Task requirements: Each record must be retyped in full. No character may differ.
----
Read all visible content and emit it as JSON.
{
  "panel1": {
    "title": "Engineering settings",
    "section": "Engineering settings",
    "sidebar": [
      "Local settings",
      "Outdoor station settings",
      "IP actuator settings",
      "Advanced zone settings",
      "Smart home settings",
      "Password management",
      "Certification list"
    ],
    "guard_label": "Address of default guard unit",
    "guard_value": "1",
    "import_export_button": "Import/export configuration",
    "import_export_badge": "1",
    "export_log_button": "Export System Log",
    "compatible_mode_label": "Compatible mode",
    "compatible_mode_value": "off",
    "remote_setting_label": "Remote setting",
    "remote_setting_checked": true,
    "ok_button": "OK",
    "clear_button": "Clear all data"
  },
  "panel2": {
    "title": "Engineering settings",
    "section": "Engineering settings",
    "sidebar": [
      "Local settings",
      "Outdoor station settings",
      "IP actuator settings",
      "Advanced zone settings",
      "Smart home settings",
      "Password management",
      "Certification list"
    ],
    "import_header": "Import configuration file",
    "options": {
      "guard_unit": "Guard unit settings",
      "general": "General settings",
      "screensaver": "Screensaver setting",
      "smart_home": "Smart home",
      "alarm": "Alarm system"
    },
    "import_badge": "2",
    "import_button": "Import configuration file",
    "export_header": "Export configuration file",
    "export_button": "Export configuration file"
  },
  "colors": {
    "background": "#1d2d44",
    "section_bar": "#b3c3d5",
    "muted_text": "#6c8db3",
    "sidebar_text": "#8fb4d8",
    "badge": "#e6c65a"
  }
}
----
The completed task:
Read all visible content and emit it as JSON.
{
  "panel1": {
    "title": "Engineering settings",
    "section": "Engineering settings",
    "sidebar": [
      "Local settings",
      "Outdoor station settings",
      "IP actuator settings",
      "Advanced zone settings",
      "Smart home settings",
      "Password management",
      "Certification list"
    ],
    "guard_label": "Address of default guard unit",
    "guard_value": "1",
    "import_export_button": "Import/export configuration",
    "import_export_badge": "1",
    "export_log_button": "Export System Log",
    "compatible_mode_label": "Compatible mode",
    "compatible_mode_value": "off",
    "remote_setting_label": "Remote setting",
    "remote_setting_checked": true,
    "ok_button": "OK",
    "clear_button": "Clear all data"
  },
  "panel2": {
    "title": "Engineering settings",
    "section": "Engineering settings",
    "sidebar": [
      "Local settings",
      "Outdoor station settings",
      "IP actuator settings",
      "Advanced zone settings",
      "Smart home settings",
      "Password management",
      "Certification list"
    ],
    "import_header": "Import configuration file",
    "options": {
      "guard_unit": "Guard unit settings",
      "general": "General settings",
      "screensaver": "Screensaver setting",
      "smart_home": "Smart home",
      "alarm": "Alarm system"
    },
    "import_badge": "2",
    "import_button": "Import configuration file",
    "export_header": "Export configuration file",
    "export_button": "Export configuration file"
  },
  "colors": {
    "background": "#1d2d44",
    "section_bar": "#b3c3d5",
    "muted_text": "#6c8db3",
    "sidebar_text": "#8fb4d8",
    "badge": "#e6c65a"
  }
}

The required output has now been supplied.